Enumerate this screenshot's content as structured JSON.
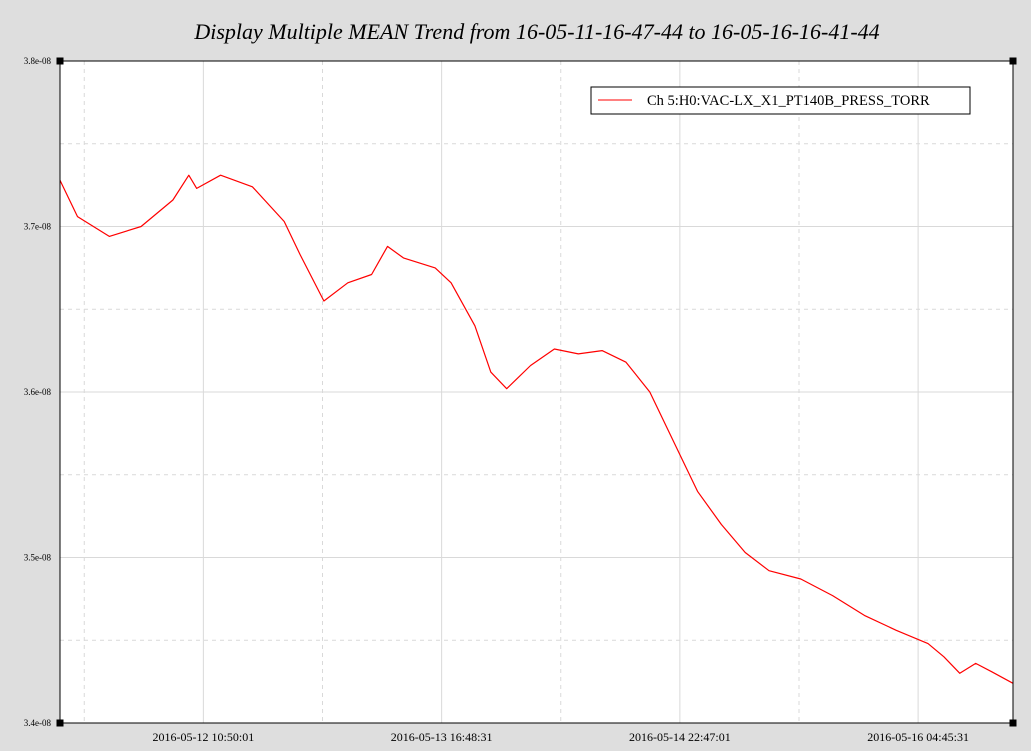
{
  "chart_data": {
    "type": "line",
    "title": "Display Multiple MEAN Trend from 16-05-11-16-47-44 to 16-05-16-16-41-44",
    "xlabel": "",
    "ylabel": "",
    "ylim": [
      3.4e-08,
      3.8e-08
    ],
    "y_tick_labels": [
      "3.4e-08",
      "3.5e-08",
      "3.6e-08",
      "3.7e-08",
      "3.8e-08"
    ],
    "y_ticks": [
      3.4e-08,
      3.5e-08,
      3.6e-08,
      3.7e-08,
      3.8e-08
    ],
    "x_start": "2016-05-11 16:47:44",
    "x_end": "2016-05-16 16:41:44",
    "x_tick_labels": [
      "2016-05-12 10:50:01",
      "2016-05-13 16:48:31",
      "2016-05-14 22:47:01",
      "2016-05-16 04:45:31"
    ],
    "grid": true,
    "legend_position": "top-right",
    "series": [
      {
        "name": "Ch 5:H0:VAC-LX_X1_PT140B_PRESS_TORR",
        "color": "#ff0000",
        "x": [
          "2016-05-11 16:47:44",
          "2016-05-11 19:00:00",
          "2016-05-11 23:00:00",
          "2016-05-12 03:00:00",
          "2016-05-12 07:00:00",
          "2016-05-12 09:00:00",
          "2016-05-12 10:00:00",
          "2016-05-12 13:00:00",
          "2016-05-12 17:00:00",
          "2016-05-12 21:00:00",
          "2016-05-12 23:00:00",
          "2016-05-13 02:00:00",
          "2016-05-13 05:00:00",
          "2016-05-13 08:00:00",
          "2016-05-13 10:00:00",
          "2016-05-13 12:00:00",
          "2016-05-13 14:00:00",
          "2016-05-13 16:00:00",
          "2016-05-13 18:00:00",
          "2016-05-13 21:00:00",
          "2016-05-13 23:00:00",
          "2016-05-14 01:00:00",
          "2016-05-14 04:00:00",
          "2016-05-14 07:00:00",
          "2016-05-14 10:00:00",
          "2016-05-14 13:00:00",
          "2016-05-14 16:00:00",
          "2016-05-14 19:00:00",
          "2016-05-14 21:00:00",
          "2016-05-14 23:00:00",
          "2016-05-15 01:00:00",
          "2016-05-15 04:00:00",
          "2016-05-15 07:00:00",
          "2016-05-15 10:00:00",
          "2016-05-15 14:00:00",
          "2016-05-15 18:00:00",
          "2016-05-15 22:00:00",
          "2016-05-16 02:00:00",
          "2016-05-16 06:00:00",
          "2016-05-16 08:00:00",
          "2016-05-16 10:00:00",
          "2016-05-16 12:00:00",
          "2016-05-16 14:00:00",
          "2016-05-16 16:41:44"
        ],
        "values": [
          3.728e-08,
          3.706e-08,
          3.694e-08,
          3.7e-08,
          3.716e-08,
          3.731e-08,
          3.723e-08,
          3.731e-08,
          3.724e-08,
          3.703e-08,
          3.683e-08,
          3.655e-08,
          3.666e-08,
          3.671e-08,
          3.688e-08,
          3.681e-08,
          3.678e-08,
          3.675e-08,
          3.666e-08,
          3.64e-08,
          3.612e-08,
          3.602e-08,
          3.616e-08,
          3.626e-08,
          3.623e-08,
          3.625e-08,
          3.618e-08,
          3.6e-08,
          3.58e-08,
          3.56e-08,
          3.54e-08,
          3.52e-08,
          3.503e-08,
          3.492e-08,
          3.487e-08,
          3.477e-08,
          3.465e-08,
          3.456e-08,
          3.448e-08,
          3.44e-08,
          3.43e-08,
          3.436e-08,
          3.431e-08,
          3.424e-08
        ]
      }
    ]
  }
}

● ● ●

GOAL: Leaving aside the images, write out the entries above word for word.

FINAL ANSWER:
Enumerate this screenshot's content as structured JSON.
{
  "chart_data": {
    "type": "line",
    "title": "Display Multiple MEAN Trend from 16-05-11-16-47-44 to 16-05-16-16-41-44",
    "xlabel": "",
    "ylabel": "",
    "ylim": [
      3.4e-08,
      3.8e-08
    ],
    "y_tick_labels": [
      "3.4e-08",
      "3.5e-08",
      "3.6e-08",
      "3.7e-08",
      "3.8e-08"
    ],
    "y_ticks": [
      3.4e-08,
      3.5e-08,
      3.6e-08,
      3.7e-08,
      3.8e-08
    ],
    "x_start": "2016-05-11 16:47:44",
    "x_end": "2016-05-16 16:41:44",
    "x_tick_labels": [
      "2016-05-12 10:50:01",
      "2016-05-13 16:48:31",
      "2016-05-14 22:47:01",
      "2016-05-16 04:45:31"
    ],
    "grid": true,
    "legend_position": "top-right",
    "series": [
      {
        "name": "Ch 5:H0:VAC-LX_X1_PT140B_PRESS_TORR",
        "color": "#ff0000",
        "x": [
          "2016-05-11 16:47:44",
          "2016-05-11 19:00:00",
          "2016-05-11 23:00:00",
          "2016-05-12 03:00:00",
          "2016-05-12 07:00:00",
          "2016-05-12 09:00:00",
          "2016-05-12 10:00:00",
          "2016-05-12 13:00:00",
          "2016-05-12 17:00:00",
          "2016-05-12 21:00:00",
          "2016-05-12 23:00:00",
          "2016-05-13 02:00:00",
          "2016-05-13 05:00:00",
          "2016-05-13 08:00:00",
          "2016-05-13 10:00:00",
          "2016-05-13 12:00:00",
          "2016-05-13 14:00:00",
          "2016-05-13 16:00:00",
          "2016-05-13 18:00:00",
          "2016-05-13 21:00:00",
          "2016-05-13 23:00:00",
          "2016-05-14 01:00:00",
          "2016-05-14 04:00:00",
          "2016-05-14 07:00:00",
          "2016-05-14 10:00:00",
          "2016-05-14 13:00:00",
          "2016-05-14 16:00:00",
          "2016-05-14 19:00:00",
          "2016-05-14 21:00:00",
          "2016-05-14 23:00:00",
          "2016-05-15 01:00:00",
          "2016-05-15 04:00:00",
          "2016-05-15 07:00:00",
          "2016-05-15 10:00:00",
          "2016-05-15 14:00:00",
          "2016-05-15 18:00:00",
          "2016-05-15 22:00:00",
          "2016-05-16 02:00:00",
          "2016-05-16 06:00:00",
          "2016-05-16 08:00:00",
          "2016-05-16 10:00:00",
          "2016-05-16 12:00:00",
          "2016-05-16 14:00:00",
          "2016-05-16 16:41:44"
        ],
        "values": [
          3.728e-08,
          3.706e-08,
          3.694e-08,
          3.7e-08,
          3.716e-08,
          3.731e-08,
          3.723e-08,
          3.731e-08,
          3.724e-08,
          3.703e-08,
          3.683e-08,
          3.655e-08,
          3.666e-08,
          3.671e-08,
          3.688e-08,
          3.681e-08,
          3.678e-08,
          3.675e-08,
          3.666e-08,
          3.64e-08,
          3.612e-08,
          3.602e-08,
          3.616e-08,
          3.626e-08,
          3.623e-08,
          3.625e-08,
          3.618e-08,
          3.6e-08,
          3.58e-08,
          3.56e-08,
          3.54e-08,
          3.52e-08,
          3.503e-08,
          3.492e-08,
          3.487e-08,
          3.477e-08,
          3.465e-08,
          3.456e-08,
          3.448e-08,
          3.44e-08,
          3.43e-08,
          3.436e-08,
          3.431e-08,
          3.424e-08
        ]
      }
    ]
  }
}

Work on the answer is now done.